**Given task:** Make an exact copy of all the entries below, with the pictures left out.

**Records to use:**
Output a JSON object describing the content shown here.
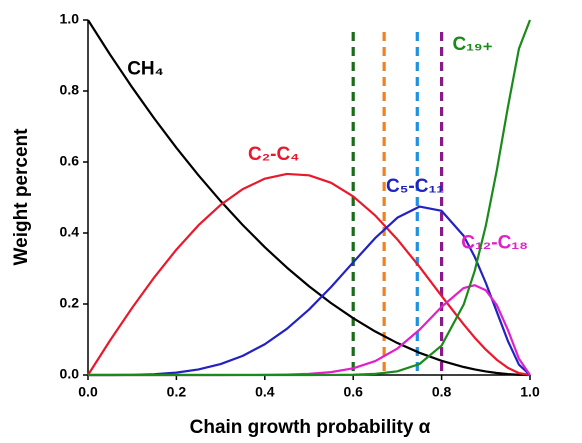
{
  "chart_data": {
    "type": "line",
    "xlabel": "Chain growth probability α",
    "ylabel": "Weight percent",
    "x": [
      0,
      0.05,
      0.1,
      0.15,
      0.2,
      0.25,
      0.3,
      0.35,
      0.4,
      0.45,
      0.5,
      0.55,
      0.6,
      0.65,
      0.7,
      0.75,
      0.8,
      0.85,
      0.875,
      0.9,
      0.925,
      0.95,
      0.975,
      1
    ],
    "series": [
      {
        "name": "CH₄",
        "color": "#000000",
        "values": [
          1,
          0.9025,
          0.81,
          0.7225,
          0.64,
          0.5625,
          0.49,
          0.4225,
          0.36,
          0.3025,
          0.25,
          0.2025,
          0.16,
          0.1225,
          0.09,
          0.0625,
          0.04,
          0.0225,
          0.0156,
          0.01,
          0.0056,
          0.0025,
          0.0006,
          0
        ]
      },
      {
        "name": "C₂-C₄",
        "color": "#e8192c",
        "values": [
          0,
          0.0975,
          0.1895,
          0.2753,
          0.3533,
          0.4219,
          0.4792,
          0.5235,
          0.553,
          0.5663,
          0.5625,
          0.5413,
          0.503,
          0.4491,
          0.3818,
          0.3047,
          0.2227,
          0.1423,
          0.1051,
          0.0715,
          0.0427,
          0.0201,
          0.0053,
          0
        ]
      },
      {
        "name": "C₅-C₁₁",
        "color": "#2222c0",
        "values": [
          0,
          0,
          0.0005,
          0.0022,
          0.0067,
          0.0156,
          0.0308,
          0.0539,
          0.0867,
          0.1301,
          0.1843,
          0.2479,
          0.3174,
          0.386,
          0.4432,
          0.4744,
          0.4624,
          0.3918,
          0.3326,
          0.2595,
          0.1776,
          0.0958,
          0.029,
          0
        ]
      },
      {
        "name": "C₁₂-C₁₈",
        "color": "#e020c8",
        "values": [
          0,
          0,
          0,
          0,
          0,
          0,
          0,
          0.0001,
          0.0003,
          0.0011,
          0.0031,
          0.0081,
          0.0188,
          0.0393,
          0.0746,
          0.1274,
          0.192,
          0.245,
          0.2529,
          0.2387,
          0.1966,
          0.1269,
          0.0458,
          0
        ]
      },
      {
        "name": "C₁₉₊",
        "color": "#1a8a1a",
        "values": [
          0,
          0,
          0,
          0,
          0,
          0,
          0,
          0,
          0,
          0,
          0,
          0.0002,
          0.0008,
          0.0031,
          0.0104,
          0.031,
          0.0829,
          0.1985,
          0.2938,
          0.4203,
          0.5776,
          0.7547,
          0.9193,
          1
        ]
      }
    ],
    "vlines": [
      {
        "x": 0.6,
        "color": "#1a6b1a"
      },
      {
        "x": 0.67,
        "color": "#f08020"
      },
      {
        "x": 0.745,
        "color": "#2090e0"
      },
      {
        "x": 0.8,
        "color": "#8a1a8a"
      }
    ],
    "xlim": [
      0,
      1
    ],
    "ylim": [
      0,
      1
    ],
    "xticks": [
      {
        "value": 0,
        "label": "0.0"
      },
      0.2,
      0.4,
      0.6,
      0.8,
      {
        "value": 1,
        "label": "1.0"
      }
    ],
    "yticks": [
      {
        "value": 0,
        "label": "0.0"
      },
      0.2,
      0.4,
      0.6,
      0.8,
      {
        "value": 1,
        "label": "1.0"
      }
    ]
  }
}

**Answer for this exercise:**
Output a JSON object describing the content shown here.
{
  "chart_data": {
    "type": "line",
    "xlabel": "Chain growth probability α",
    "ylabel": "Weight percent",
    "x": [
      0,
      0.05,
      0.1,
      0.15,
      0.2,
      0.25,
      0.3,
      0.35,
      0.4,
      0.45,
      0.5,
      0.55,
      0.6,
      0.65,
      0.7,
      0.75,
      0.8,
      0.85,
      0.875,
      0.9,
      0.925,
      0.95,
      0.975,
      1
    ],
    "series": [
      {
        "name": "CH₄",
        "color": "#000000",
        "values": [
          1,
          0.9025,
          0.81,
          0.7225,
          0.64,
          0.5625,
          0.49,
          0.4225,
          0.36,
          0.3025,
          0.25,
          0.2025,
          0.16,
          0.1225,
          0.09,
          0.0625,
          0.04,
          0.0225,
          0.0156,
          0.01,
          0.0056,
          0.0025,
          0.0006,
          0
        ]
      },
      {
        "name": "C₂-C₄",
        "color": "#e8192c",
        "values": [
          0,
          0.0975,
          0.1895,
          0.2753,
          0.3533,
          0.4219,
          0.4792,
          0.5235,
          0.553,
          0.5663,
          0.5625,
          0.5413,
          0.503,
          0.4491,
          0.3818,
          0.3047,
          0.2227,
          0.1423,
          0.1051,
          0.0715,
          0.0427,
          0.0201,
          0.0053,
          0
        ]
      },
      {
        "name": "C₅-C₁₁",
        "color": "#2222c0",
        "values": [
          0,
          0,
          0.0005,
          0.0022,
          0.0067,
          0.0156,
          0.0308,
          0.0539,
          0.0867,
          0.1301,
          0.1843,
          0.2479,
          0.3174,
          0.386,
          0.4432,
          0.4744,
          0.4624,
          0.3918,
          0.3326,
          0.2595,
          0.1776,
          0.0958,
          0.029,
          0
        ]
      },
      {
        "name": "C₁₂-C₁₈",
        "color": "#e020c8",
        "values": [
          0,
          0,
          0,
          0,
          0,
          0,
          0,
          0.0001,
          0.0003,
          0.0011,
          0.0031,
          0.0081,
          0.0188,
          0.0393,
          0.0746,
          0.1274,
          0.192,
          0.245,
          0.2529,
          0.2387,
          0.1966,
          0.1269,
          0.0458,
          0
        ]
      },
      {
        "name": "C₁₉₊",
        "color": "#1a8a1a",
        "values": [
          0,
          0,
          0,
          0,
          0,
          0,
          0,
          0,
          0,
          0,
          0,
          0.0002,
          0.0008,
          0.0031,
          0.0104,
          0.031,
          0.0829,
          0.1985,
          0.2938,
          0.4203,
          0.5776,
          0.7547,
          0.9193,
          1
        ]
      }
    ],
    "vlines": [
      {
        "x": 0.6,
        "color": "#1a6b1a"
      },
      {
        "x": 0.67,
        "color": "#f08020"
      },
      {
        "x": 0.745,
        "color": "#2090e0"
      },
      {
        "x": 0.8,
        "color": "#8a1a8a"
      }
    ],
    "xlim": [
      0,
      1
    ],
    "ylim": [
      0,
      1
    ],
    "xticks": [
      {
        "value": 0,
        "label": "0.0"
      },
      0.2,
      0.4,
      0.6,
      0.8,
      {
        "value": 1,
        "label": "1.0"
      }
    ],
    "yticks": [
      {
        "value": 0,
        "label": "0.0"
      },
      0.2,
      0.4,
      0.6,
      0.8,
      {
        "value": 1,
        "label": "1.0"
      }
    ]
  }
}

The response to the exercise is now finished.